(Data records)
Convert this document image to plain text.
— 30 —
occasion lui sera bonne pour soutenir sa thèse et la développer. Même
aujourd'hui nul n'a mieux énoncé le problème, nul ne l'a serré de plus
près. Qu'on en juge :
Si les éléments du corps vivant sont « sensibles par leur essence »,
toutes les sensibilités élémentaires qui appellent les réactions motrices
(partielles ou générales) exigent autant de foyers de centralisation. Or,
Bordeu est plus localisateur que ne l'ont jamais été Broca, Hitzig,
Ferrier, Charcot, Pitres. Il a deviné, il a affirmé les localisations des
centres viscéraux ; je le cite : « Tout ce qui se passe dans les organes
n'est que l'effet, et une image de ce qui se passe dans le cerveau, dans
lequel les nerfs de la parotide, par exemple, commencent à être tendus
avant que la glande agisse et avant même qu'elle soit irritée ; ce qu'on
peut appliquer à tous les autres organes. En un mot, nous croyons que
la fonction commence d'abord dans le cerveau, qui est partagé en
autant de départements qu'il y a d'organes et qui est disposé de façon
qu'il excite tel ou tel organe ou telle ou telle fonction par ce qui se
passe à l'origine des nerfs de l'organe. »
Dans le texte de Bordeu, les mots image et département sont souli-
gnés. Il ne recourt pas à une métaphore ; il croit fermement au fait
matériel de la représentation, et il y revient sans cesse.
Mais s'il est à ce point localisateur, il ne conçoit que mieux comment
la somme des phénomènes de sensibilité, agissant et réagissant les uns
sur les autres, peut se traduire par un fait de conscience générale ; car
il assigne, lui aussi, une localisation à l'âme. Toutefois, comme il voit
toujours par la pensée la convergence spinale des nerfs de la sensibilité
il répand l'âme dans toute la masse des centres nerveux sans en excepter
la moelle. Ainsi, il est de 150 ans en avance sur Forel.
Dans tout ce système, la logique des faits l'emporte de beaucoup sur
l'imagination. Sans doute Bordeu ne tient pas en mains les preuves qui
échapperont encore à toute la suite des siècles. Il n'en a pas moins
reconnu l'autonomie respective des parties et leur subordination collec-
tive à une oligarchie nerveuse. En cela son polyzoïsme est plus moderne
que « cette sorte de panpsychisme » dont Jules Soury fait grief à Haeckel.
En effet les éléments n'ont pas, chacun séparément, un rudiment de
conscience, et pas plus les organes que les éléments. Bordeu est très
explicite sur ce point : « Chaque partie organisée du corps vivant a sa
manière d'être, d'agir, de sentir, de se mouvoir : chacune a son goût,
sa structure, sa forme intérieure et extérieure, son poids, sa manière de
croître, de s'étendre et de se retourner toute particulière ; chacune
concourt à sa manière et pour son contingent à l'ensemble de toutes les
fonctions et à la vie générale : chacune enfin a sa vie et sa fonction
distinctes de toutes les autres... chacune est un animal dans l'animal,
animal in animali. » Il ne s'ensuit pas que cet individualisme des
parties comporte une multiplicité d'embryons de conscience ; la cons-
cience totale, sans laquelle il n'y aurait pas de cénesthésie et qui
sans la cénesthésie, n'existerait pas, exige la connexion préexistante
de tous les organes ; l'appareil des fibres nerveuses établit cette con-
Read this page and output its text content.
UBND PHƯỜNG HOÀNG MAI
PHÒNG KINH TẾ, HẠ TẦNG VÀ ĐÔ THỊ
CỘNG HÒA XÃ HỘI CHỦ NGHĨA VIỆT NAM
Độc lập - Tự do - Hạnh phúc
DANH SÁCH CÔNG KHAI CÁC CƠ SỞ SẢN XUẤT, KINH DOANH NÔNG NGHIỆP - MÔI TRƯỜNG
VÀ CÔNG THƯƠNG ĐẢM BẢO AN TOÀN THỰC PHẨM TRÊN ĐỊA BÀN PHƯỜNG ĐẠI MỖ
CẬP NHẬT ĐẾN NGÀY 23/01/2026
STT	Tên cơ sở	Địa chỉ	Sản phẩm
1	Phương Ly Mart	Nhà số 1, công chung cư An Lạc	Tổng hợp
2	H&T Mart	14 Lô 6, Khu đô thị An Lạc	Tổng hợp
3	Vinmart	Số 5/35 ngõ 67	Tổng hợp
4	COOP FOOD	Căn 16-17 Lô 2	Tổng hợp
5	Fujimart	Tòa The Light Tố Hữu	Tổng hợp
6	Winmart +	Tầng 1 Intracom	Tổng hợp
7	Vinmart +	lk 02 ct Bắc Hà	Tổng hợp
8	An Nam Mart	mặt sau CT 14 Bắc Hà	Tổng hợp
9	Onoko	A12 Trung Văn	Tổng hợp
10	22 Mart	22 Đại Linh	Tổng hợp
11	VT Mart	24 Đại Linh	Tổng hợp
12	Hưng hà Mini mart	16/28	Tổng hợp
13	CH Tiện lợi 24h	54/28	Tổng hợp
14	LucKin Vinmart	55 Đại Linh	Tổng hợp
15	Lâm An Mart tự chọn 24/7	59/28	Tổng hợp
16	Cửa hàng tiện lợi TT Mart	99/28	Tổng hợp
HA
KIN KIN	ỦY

Problem details: Please quote the data above in full, with no line missing.

Result of the exercise:
Convert this document image to plain text.
— 30 —
occasion lui sera bonne pour soutenir sa thèse et la développer. Même
aujourd'hui nul n'a mieux énoncé le problème, nul ne l'a serré de plus
près. Qu'on en juge :
Si les éléments du corps vivant sont « sensibles par leur essence »,
toutes les sensibilités élémentaires qui appellent les réactions motrices
(partielles ou générales) exigent autant de foyers de centralisation. Or,
Bordeu est plus localisateur que ne l'ont jamais été Broca, Hitzig,
Ferrier, Charcot, Pitres. Il a deviné, il a affirmé les localisations des
centres viscéraux ; je le cite : « Tout ce qui se passe dans les organes
n'est que l'effet, et une image de ce qui se passe dans le cerveau, dans
lequel les nerfs de la parotide, par exemple, commencent à être tendus
avant que la glande agisse et avant même qu'elle soit irritée ; ce qu'on
peut appliquer à tous les autres organes. En un mot, nous croyons que
la fonction commence d'abord dans le cerveau, qui est partagé en
autant de départements qu'il y a d'organes et qui est disposé de façon
qu'il excite tel ou tel organe ou telle ou telle fonction par ce qui se
passe à l'origine des nerfs de l'organe. »
Dans le texte de Bordeu, les mots image et département sont souli-
gnés. Il ne recourt pas à une métaphore ; il croit fermement au fait
matériel de la représentation, et il y revient sans cesse.
Mais s'il est à ce point localisateur, il ne conçoit que mieux comment
la somme des phénomènes de sensibilité, agissant et réagissant les uns
sur les autres, peut se traduire par un fait de conscience générale ; car
il assigne, lui aussi, une localisation à l'âme. Toutefois, comme il voit
toujours par la pensée la convergence spinale des nerfs de la sensibilité
il répand l'âme dans toute la masse des centres nerveux sans en excepter
la moelle. Ainsi, il est de 150 ans en avance sur Forel.
Dans tout ce système, la logique des faits l'emporte de beaucoup sur
l'imagination. Sans doute Bordeu ne tient pas en mains les preuves qui
échapperont encore à toute la suite des siècles. Il n'en a pas moins
reconnu l'autonomie respective des parties et leur subordination collec-
tive à une oligarchie nerveuse. En cela son polyzoïsme est plus moderne
que « cette sorte de panpsychisme » dont Jules Soury fait grief à Haeckel.
En effet les éléments n'ont pas, chacun séparément, un rudiment de
conscience, et pas plus les organes que les éléments. Bordeu est très
explicite sur ce point : « Chaque partie organisée du corps vivant a sa
manière d'être, d'agir, de sentir, de se mouvoir : chacune a son goût,
sa structure, sa forme intérieure et extérieure, son poids, sa manière de
croître, de s'étendre et de se retourner toute particulière ; chacune
concourt à sa manière et pour son contingent à l'ensemble de toutes les
fonctions et à la vie générale : chacune enfin a sa vie et sa fonction
distinctes de toutes les autres... chacune est un animal dans l'animal,
animal in animali. » Il ne s'ensuit pas que cet individualisme des
parties comporte une multiplicité d'embryons de conscience ; la cons-
cience totale, sans laquelle il n'y aurait pas de cénesthésie et qui
sans la cénesthésie, n'existerait pas, exige la connexion préexistante
de tous les organes ; l'appareil des fibres nerveuses établit cette con-
Read this page and output its text content.
UBND PHƯỜNG HOÀNG MAI
PHÒNG KINH TẾ, HẠ TẦNG VÀ ĐÔ THỊ
CỘNG HÒA XÃ HỘI CHỦ NGHĨA VIỆT NAM
Độc lập - Tự do - Hạnh phúc
DANH SÁCH CÔNG KHAI CÁC CƠ SỞ SẢN XUẤT, KINH DOANH NÔNG NGHIỆP - MÔI TRƯỜNG
VÀ CÔNG THƯƠNG ĐẢM BẢO AN TOÀN THỰC PHẨM TRÊN ĐỊA BÀN PHƯỜNG ĐẠI MỖ
CẬP NHẬT ĐẾN NGÀY 23/01/2026
STT	Tên cơ sở	Địa chỉ	Sản phẩm
1	Phương Ly Mart	Nhà số 1, công chung cư An Lạc	Tổng hợp
2	H&T Mart	14 Lô 6, Khu đô thị An Lạc	Tổng hợp
3	Vinmart	Số 5/35 ngõ 67	Tổng hợp
4	COOP FOOD	Căn 16-17 Lô 2	Tổng hợp
5	Fujimart	Tòa The Light Tố Hữu	Tổng hợp
6	Winmart +	Tầng 1 Intracom	Tổng hợp
7	Vinmart +	lk 02 ct Bắc Hà	Tổng hợp
8	An Nam Mart	mặt sau CT 14 Bắc Hà	Tổng hợp
9	Onoko	A12 Trung Văn	Tổng hợp
10	22 Mart	22 Đại Linh	Tổng hợp
11	VT Mart	24 Đại Linh	Tổng hợp
12	Hưng hà Mini mart	16/28	Tổng hợp
13	CH Tiện lợi 24h	54/28	Tổng hợp
14	LucKin Vinmart	55 Đại Linh	Tổng hợp
15	Lâm An Mart tự chọn 24/7	59/28	Tổng hợp
16	Cửa hàng tiện lợi TT Mart	99/28	Tổng hợp
HA
KIN KIN	ỦY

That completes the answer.